Stored entries
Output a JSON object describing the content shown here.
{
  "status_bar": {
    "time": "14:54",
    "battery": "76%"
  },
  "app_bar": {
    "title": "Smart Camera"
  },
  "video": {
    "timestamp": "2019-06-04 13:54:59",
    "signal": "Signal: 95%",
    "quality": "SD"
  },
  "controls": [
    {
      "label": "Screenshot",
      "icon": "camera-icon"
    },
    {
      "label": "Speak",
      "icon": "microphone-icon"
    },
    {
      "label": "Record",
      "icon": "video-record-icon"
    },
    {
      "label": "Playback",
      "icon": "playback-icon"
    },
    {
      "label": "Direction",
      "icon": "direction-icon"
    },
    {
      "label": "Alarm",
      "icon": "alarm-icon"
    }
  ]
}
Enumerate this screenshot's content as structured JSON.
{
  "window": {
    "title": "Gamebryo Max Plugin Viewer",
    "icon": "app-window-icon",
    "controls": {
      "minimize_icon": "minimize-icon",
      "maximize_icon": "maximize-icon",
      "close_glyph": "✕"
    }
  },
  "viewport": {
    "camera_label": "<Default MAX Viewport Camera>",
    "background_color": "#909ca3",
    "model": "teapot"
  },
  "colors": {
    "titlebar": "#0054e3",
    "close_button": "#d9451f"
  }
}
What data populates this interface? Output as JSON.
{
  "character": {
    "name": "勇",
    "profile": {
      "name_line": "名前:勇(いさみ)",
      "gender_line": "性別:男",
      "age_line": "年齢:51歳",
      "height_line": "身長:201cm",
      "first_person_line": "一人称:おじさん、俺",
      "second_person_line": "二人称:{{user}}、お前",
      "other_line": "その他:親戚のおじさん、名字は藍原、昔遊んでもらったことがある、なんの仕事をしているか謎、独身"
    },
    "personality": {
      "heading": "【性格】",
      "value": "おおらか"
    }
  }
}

▶ _Required work_
Of the lines in the material, how many include "Output"? Respond with the number alone.

▶ _Exercise response_
2